Locate the word "Menschen" in the material, then show every line that holds it.

** Start **

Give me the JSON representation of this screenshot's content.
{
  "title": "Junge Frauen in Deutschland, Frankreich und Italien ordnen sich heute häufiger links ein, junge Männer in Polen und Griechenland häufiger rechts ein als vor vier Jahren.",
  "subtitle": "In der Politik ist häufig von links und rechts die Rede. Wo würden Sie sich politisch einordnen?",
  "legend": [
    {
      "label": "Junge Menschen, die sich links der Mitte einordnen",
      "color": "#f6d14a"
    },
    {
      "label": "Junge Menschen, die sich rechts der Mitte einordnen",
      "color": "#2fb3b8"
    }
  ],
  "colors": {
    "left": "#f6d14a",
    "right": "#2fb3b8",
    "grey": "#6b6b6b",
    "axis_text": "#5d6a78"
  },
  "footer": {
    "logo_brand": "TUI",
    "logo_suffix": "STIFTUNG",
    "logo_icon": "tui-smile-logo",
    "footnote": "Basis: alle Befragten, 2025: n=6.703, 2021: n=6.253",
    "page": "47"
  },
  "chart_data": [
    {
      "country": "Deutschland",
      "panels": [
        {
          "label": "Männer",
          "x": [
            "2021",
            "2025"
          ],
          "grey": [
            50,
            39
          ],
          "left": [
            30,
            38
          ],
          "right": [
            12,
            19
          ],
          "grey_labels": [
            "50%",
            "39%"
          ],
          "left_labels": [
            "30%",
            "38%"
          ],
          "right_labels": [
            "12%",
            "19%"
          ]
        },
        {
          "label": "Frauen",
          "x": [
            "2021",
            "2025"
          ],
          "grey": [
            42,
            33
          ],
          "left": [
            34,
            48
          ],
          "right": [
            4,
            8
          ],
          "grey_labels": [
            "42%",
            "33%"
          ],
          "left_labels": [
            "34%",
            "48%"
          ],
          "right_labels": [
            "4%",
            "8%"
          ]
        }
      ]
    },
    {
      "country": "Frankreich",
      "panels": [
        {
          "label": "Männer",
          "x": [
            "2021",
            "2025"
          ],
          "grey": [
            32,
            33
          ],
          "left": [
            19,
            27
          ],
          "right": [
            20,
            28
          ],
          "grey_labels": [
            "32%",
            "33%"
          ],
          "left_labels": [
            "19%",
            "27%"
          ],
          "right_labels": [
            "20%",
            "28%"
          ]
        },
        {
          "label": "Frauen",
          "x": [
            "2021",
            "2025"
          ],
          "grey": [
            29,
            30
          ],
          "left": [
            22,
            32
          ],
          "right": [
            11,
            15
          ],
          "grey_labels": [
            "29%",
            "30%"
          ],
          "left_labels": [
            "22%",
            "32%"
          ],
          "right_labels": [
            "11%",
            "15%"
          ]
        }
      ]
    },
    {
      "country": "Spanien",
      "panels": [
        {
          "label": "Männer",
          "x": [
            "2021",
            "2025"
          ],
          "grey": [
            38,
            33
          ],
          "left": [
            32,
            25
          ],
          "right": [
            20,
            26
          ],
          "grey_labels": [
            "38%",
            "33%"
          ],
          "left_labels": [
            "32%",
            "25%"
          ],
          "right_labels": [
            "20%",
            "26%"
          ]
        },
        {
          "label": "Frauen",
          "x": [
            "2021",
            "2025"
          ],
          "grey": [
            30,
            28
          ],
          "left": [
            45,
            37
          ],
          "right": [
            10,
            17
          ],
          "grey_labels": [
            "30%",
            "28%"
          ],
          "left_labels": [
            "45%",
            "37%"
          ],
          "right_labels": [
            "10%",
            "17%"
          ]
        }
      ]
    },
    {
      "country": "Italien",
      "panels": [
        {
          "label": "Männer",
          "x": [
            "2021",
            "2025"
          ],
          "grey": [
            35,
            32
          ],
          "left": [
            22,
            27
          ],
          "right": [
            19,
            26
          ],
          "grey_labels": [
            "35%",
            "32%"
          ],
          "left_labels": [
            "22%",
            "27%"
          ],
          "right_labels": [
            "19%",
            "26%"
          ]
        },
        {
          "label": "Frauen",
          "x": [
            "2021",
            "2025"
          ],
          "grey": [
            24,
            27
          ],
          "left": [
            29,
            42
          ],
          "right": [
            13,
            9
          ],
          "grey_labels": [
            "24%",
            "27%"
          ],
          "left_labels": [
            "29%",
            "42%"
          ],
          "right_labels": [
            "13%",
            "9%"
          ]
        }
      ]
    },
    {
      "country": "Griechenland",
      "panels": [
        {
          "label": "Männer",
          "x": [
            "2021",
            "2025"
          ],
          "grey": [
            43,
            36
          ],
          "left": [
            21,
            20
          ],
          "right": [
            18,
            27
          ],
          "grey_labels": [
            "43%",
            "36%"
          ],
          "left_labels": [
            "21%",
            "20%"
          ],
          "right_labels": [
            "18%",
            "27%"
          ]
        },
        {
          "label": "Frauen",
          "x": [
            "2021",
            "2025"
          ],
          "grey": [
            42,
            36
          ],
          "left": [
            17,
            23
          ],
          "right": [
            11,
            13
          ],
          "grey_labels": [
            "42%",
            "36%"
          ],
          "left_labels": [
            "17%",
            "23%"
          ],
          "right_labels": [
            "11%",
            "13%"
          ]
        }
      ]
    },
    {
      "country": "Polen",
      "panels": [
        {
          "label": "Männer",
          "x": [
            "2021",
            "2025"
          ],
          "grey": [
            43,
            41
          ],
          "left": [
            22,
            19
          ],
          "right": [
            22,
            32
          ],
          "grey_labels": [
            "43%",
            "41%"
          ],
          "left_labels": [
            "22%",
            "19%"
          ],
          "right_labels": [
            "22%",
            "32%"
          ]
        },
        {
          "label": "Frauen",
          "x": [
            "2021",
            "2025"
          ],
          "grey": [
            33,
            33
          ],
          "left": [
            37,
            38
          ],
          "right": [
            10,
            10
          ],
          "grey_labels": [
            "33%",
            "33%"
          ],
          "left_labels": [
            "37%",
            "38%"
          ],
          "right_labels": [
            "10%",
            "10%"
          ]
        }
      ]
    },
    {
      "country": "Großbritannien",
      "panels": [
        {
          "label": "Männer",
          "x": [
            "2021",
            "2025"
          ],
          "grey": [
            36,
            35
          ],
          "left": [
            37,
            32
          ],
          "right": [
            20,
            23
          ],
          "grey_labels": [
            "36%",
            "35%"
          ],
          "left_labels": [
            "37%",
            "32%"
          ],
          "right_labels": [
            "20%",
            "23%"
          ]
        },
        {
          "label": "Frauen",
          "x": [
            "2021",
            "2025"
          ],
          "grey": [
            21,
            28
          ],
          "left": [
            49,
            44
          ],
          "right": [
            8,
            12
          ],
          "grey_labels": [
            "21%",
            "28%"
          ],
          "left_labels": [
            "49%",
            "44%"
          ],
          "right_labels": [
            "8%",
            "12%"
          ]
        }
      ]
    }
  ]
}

** End **

• _RESULT OF THE TASK_
      "label": "Junge Menschen, die sich links der Mitte einordnen",
      "label": "Junge Menschen, die sich rechts der Mitte einordnen",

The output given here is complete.